DATA
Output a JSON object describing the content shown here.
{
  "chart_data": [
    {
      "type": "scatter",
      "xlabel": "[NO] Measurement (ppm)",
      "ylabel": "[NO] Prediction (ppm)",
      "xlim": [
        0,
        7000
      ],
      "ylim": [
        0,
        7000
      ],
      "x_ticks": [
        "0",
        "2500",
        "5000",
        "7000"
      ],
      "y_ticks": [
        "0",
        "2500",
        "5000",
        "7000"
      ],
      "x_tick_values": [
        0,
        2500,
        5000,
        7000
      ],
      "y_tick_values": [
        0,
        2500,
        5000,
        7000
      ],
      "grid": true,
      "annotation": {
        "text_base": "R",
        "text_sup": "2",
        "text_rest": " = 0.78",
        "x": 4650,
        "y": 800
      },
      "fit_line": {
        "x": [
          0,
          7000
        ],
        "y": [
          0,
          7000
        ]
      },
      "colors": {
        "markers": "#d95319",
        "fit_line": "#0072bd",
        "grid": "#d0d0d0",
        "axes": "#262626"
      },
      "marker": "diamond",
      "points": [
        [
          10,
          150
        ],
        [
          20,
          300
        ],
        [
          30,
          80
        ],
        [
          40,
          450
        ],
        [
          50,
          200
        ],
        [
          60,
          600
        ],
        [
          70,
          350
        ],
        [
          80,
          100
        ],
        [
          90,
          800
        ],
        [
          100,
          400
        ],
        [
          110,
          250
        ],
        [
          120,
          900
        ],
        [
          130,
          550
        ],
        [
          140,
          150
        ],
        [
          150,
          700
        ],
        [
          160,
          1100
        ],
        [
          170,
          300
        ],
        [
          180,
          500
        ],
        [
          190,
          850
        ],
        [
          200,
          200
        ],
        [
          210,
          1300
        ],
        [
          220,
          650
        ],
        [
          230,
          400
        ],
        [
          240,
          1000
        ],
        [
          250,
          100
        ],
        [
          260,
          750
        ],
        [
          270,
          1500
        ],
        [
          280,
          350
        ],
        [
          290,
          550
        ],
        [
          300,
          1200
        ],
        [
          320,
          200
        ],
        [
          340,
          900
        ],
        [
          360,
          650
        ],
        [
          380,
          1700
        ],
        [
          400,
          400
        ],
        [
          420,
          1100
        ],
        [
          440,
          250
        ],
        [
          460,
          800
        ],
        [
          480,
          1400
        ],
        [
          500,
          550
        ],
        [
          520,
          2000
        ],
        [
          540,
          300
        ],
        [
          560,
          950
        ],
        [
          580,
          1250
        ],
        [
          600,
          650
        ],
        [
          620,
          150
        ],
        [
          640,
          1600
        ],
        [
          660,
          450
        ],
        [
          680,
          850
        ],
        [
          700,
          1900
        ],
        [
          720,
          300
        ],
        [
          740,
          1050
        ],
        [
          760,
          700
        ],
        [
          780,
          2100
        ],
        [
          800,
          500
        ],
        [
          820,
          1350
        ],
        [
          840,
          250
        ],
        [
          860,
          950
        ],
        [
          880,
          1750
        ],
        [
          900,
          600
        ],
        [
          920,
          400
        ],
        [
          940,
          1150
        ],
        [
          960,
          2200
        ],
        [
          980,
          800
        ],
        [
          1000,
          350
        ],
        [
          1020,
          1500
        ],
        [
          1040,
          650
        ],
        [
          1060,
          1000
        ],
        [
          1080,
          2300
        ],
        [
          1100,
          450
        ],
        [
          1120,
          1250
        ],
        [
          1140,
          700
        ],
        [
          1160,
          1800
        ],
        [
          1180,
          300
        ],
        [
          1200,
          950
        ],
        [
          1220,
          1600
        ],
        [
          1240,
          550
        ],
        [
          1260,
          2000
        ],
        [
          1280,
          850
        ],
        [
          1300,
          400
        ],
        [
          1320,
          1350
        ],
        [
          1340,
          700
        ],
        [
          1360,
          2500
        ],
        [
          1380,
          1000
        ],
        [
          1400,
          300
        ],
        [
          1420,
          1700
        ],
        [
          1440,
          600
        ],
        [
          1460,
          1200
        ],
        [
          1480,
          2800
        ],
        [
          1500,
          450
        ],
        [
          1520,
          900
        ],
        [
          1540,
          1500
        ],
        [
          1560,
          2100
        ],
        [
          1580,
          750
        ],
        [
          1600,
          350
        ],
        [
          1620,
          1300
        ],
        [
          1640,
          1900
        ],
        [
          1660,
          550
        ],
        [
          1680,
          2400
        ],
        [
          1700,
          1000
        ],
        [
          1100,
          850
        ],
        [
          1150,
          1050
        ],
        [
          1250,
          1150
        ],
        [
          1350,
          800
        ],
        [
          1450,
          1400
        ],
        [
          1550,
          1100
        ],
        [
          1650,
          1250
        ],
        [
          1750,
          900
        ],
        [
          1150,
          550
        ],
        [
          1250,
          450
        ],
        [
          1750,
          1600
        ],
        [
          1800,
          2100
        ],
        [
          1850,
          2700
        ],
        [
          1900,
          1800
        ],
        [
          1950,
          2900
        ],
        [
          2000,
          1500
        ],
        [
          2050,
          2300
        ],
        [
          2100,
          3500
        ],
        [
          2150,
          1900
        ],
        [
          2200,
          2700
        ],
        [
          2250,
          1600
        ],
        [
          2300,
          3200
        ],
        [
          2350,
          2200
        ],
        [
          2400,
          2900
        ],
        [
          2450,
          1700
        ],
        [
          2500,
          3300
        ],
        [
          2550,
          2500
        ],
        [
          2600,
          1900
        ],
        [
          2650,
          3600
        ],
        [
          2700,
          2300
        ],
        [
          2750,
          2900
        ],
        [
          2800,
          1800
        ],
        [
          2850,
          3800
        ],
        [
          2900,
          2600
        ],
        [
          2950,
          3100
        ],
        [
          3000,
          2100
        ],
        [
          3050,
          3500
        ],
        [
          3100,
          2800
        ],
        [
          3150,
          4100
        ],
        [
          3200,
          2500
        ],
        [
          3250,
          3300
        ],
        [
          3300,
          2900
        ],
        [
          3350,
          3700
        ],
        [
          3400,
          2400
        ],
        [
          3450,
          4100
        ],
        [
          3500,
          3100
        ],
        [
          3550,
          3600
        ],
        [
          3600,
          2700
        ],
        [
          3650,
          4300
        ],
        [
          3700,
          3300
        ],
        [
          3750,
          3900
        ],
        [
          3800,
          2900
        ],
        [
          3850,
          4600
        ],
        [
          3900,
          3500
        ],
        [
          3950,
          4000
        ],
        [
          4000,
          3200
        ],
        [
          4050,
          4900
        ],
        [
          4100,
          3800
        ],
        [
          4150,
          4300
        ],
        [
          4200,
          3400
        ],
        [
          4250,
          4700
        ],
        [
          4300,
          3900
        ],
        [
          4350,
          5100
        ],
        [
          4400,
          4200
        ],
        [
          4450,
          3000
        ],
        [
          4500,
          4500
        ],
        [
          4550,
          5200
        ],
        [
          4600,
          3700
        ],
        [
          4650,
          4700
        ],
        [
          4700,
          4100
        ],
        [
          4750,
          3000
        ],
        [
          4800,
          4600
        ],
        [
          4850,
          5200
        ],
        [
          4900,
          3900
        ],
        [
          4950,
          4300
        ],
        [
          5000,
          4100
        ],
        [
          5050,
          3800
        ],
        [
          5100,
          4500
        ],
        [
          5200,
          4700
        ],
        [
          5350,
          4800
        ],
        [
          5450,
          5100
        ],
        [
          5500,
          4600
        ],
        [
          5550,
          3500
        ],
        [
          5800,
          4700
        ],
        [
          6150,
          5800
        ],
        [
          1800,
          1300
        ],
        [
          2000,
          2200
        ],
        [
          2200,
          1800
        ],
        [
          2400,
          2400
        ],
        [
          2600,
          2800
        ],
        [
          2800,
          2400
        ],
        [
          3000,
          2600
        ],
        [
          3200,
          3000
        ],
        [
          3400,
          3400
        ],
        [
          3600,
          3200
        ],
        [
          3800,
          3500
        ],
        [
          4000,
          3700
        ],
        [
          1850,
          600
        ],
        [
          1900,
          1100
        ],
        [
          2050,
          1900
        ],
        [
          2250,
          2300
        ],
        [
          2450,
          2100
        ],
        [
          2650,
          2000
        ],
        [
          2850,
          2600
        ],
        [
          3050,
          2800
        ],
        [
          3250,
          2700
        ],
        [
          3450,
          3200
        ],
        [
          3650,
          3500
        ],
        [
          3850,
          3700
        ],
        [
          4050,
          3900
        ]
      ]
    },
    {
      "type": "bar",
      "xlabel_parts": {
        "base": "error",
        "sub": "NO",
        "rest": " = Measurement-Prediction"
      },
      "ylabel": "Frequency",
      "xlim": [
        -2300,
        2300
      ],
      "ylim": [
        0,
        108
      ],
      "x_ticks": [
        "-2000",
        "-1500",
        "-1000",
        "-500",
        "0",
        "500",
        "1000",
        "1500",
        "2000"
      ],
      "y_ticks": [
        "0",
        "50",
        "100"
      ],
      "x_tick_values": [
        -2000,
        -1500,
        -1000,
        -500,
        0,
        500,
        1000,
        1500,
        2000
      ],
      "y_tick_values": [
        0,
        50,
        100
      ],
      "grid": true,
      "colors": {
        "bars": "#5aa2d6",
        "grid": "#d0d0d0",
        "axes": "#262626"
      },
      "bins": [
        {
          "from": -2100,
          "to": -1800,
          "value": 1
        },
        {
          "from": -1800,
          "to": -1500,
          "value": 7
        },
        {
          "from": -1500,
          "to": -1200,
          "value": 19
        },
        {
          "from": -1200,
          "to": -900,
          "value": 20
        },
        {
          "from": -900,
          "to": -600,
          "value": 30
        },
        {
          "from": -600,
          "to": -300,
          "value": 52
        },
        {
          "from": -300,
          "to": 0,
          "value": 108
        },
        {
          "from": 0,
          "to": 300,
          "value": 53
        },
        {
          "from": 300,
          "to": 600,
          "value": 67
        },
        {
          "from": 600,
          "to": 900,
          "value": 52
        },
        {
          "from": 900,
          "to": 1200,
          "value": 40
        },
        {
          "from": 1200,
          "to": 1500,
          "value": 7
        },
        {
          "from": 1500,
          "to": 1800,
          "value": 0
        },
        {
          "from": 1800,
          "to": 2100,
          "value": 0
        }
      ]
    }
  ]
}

TASK BRIEF
List each line of the records that holds the string "ylabel".

RESULT OF THIS EXERCISE
      "ylabel": "[NO] Prediction (ppm)",
      "ylabel": "Frequency",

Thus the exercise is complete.